* **TO BE DONE**
Gather every line of the entries that contains the word "checked". Case counts.

* **RECORDS FOR THIS EXERCISE**
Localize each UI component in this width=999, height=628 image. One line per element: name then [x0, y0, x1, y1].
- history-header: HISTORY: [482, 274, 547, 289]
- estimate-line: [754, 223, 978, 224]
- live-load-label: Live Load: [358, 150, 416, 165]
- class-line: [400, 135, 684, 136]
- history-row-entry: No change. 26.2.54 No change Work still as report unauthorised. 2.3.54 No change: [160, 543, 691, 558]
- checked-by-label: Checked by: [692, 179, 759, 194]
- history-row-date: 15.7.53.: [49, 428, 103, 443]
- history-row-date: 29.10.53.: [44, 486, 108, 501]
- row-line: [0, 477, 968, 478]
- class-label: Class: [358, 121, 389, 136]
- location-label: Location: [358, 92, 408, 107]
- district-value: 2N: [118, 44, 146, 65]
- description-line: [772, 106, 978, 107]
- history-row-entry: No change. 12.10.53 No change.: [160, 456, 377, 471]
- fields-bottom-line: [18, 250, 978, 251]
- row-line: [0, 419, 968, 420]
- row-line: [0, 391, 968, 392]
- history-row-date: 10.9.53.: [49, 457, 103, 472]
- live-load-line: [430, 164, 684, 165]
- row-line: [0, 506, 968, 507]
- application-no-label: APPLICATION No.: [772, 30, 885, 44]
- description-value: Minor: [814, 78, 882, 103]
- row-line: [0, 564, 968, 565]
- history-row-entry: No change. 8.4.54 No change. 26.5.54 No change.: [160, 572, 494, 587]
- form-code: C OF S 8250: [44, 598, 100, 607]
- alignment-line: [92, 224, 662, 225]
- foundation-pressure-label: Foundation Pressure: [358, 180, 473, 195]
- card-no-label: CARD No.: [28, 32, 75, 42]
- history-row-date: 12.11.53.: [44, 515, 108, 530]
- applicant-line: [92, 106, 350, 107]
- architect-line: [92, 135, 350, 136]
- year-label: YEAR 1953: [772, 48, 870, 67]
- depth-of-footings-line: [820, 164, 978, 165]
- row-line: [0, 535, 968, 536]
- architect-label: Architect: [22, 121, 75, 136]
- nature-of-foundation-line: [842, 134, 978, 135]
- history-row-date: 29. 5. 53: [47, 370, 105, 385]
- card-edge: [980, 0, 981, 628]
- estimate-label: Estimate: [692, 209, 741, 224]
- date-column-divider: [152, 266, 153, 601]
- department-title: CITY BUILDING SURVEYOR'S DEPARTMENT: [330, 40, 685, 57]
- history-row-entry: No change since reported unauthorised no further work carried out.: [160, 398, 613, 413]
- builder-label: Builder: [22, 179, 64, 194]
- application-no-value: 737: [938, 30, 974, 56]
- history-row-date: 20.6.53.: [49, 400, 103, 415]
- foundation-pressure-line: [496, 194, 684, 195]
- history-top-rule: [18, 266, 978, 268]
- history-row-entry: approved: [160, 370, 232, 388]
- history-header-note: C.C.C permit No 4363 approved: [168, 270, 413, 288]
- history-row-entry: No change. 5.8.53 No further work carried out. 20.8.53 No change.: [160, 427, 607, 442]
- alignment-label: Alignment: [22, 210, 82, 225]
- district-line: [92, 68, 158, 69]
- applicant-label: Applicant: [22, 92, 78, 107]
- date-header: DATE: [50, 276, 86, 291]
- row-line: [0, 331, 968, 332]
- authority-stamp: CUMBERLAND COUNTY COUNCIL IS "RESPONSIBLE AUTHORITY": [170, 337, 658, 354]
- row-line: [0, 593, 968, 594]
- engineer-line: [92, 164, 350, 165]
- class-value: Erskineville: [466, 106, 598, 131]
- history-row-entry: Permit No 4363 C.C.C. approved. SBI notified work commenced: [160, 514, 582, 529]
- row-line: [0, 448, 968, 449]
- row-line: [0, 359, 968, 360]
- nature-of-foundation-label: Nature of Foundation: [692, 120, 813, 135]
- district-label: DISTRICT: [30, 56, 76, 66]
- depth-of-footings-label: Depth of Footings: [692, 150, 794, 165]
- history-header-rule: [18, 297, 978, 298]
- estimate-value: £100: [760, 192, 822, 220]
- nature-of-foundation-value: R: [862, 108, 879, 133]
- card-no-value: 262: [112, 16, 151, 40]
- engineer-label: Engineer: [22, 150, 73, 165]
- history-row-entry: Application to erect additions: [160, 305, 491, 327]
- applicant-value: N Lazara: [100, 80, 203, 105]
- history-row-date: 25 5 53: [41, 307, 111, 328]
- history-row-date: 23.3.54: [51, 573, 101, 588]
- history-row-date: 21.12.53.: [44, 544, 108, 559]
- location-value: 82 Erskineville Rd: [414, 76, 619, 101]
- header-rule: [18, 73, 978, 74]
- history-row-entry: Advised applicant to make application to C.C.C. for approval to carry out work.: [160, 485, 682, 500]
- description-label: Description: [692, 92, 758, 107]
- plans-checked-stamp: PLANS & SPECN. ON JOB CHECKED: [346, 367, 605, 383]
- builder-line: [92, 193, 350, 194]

* **THE RESPONSE**
- checked-by-label: Checked by: [692, 179, 759, 194]
- plans-checked-stamp: PLANS & SPECN. ON JOB CHECKED: [346, 367, 605, 383]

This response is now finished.